#### [What is asked]
Extract all lines that hold "case" from the records below.

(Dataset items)
"""
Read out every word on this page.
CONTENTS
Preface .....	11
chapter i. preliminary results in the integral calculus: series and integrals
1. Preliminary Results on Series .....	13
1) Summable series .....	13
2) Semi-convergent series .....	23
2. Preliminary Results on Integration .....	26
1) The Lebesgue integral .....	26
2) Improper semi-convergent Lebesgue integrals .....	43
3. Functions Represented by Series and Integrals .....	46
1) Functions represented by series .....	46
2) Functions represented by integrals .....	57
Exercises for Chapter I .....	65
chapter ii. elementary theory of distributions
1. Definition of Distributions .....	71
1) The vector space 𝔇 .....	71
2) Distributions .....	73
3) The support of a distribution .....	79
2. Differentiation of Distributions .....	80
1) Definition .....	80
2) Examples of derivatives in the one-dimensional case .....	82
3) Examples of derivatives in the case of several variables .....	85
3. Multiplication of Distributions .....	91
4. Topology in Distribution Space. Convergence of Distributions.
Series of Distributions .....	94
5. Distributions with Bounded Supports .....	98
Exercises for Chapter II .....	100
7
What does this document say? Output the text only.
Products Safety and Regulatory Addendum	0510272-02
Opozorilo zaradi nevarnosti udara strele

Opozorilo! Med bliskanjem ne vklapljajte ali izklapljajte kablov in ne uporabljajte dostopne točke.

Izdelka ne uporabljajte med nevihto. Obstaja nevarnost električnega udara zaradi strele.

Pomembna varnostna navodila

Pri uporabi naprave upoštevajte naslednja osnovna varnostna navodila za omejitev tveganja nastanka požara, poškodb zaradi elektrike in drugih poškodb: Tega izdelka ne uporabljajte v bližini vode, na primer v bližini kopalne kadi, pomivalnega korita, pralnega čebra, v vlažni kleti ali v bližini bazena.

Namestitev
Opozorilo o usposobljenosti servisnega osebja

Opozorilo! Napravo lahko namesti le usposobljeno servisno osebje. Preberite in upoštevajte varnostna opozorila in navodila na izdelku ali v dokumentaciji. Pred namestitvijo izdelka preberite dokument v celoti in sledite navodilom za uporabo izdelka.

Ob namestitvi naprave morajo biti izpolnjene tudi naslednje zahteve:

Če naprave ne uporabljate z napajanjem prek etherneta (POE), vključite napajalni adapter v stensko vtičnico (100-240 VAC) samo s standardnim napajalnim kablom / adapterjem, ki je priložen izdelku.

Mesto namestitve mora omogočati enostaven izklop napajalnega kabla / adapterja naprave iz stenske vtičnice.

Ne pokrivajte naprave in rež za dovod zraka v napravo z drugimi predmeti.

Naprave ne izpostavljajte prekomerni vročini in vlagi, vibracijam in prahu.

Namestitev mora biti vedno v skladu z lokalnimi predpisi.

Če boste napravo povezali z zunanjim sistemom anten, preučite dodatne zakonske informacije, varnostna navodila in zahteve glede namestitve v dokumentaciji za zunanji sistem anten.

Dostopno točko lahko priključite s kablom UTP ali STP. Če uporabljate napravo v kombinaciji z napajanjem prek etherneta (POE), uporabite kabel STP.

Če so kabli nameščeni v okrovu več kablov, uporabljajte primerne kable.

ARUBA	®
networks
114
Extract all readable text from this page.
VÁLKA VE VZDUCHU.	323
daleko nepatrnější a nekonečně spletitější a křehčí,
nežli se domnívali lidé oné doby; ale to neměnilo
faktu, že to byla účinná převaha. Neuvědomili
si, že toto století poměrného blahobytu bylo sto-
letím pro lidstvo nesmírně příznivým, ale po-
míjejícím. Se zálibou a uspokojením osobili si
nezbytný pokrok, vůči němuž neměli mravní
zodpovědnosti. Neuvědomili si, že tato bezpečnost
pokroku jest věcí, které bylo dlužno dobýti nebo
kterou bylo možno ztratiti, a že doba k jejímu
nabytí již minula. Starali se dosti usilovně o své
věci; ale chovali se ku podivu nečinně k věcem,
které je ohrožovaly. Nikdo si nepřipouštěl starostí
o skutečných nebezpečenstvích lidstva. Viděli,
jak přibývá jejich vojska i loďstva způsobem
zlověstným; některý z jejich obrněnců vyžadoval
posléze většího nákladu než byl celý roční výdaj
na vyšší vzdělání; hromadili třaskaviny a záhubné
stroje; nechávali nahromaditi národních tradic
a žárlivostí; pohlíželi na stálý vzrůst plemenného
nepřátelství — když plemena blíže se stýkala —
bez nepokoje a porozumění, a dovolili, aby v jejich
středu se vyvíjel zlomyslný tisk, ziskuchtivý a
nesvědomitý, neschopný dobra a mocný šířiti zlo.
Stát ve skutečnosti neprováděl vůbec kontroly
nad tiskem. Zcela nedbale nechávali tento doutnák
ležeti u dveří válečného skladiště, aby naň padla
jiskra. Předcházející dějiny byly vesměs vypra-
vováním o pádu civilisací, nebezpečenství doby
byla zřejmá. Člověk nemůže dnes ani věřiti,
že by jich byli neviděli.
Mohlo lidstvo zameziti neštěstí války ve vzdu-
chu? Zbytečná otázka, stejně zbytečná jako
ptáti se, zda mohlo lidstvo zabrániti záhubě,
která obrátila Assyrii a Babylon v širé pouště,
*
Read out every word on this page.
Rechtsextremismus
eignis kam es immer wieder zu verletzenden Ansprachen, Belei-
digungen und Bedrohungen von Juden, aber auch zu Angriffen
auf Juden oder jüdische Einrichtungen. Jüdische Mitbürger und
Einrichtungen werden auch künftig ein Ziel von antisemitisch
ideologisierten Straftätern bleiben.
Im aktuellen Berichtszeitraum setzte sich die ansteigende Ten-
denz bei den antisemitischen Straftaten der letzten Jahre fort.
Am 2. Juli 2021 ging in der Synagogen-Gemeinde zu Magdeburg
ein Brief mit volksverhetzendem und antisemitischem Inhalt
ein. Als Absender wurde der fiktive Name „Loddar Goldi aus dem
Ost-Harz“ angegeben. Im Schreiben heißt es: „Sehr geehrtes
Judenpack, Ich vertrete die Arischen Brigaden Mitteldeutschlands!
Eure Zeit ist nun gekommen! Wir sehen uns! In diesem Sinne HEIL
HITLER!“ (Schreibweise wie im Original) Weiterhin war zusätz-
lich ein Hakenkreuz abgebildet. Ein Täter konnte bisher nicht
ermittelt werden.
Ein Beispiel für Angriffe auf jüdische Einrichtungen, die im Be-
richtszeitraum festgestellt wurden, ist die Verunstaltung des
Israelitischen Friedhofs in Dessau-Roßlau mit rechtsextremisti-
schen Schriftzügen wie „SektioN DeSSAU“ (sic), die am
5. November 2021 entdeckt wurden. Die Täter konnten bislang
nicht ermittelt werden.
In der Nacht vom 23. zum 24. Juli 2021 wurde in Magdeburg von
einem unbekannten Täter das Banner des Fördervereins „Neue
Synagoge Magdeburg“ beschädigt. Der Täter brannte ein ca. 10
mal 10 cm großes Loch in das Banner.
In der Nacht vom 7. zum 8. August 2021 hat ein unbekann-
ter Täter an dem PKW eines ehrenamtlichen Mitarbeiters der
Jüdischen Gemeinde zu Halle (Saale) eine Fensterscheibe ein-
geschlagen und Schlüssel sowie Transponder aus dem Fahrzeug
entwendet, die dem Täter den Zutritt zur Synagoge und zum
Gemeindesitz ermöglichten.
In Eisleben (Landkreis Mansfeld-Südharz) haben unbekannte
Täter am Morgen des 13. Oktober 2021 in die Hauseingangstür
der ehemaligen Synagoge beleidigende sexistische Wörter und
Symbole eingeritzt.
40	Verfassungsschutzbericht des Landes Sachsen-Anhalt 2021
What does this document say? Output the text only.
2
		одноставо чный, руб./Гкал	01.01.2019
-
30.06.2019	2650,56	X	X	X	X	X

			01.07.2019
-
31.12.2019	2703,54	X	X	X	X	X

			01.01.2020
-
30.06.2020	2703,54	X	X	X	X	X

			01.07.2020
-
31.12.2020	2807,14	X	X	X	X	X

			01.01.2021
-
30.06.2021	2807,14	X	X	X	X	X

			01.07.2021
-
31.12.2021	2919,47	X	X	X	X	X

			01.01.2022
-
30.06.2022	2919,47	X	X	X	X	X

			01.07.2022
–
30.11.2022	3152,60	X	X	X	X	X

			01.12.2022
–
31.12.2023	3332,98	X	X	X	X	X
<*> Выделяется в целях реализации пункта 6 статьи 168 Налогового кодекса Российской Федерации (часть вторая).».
"""
#### [Task answer]
2) Examples of derivatives in the one-dimensional case .....	82
3) Examples of derivatives in the case of several variables .....	85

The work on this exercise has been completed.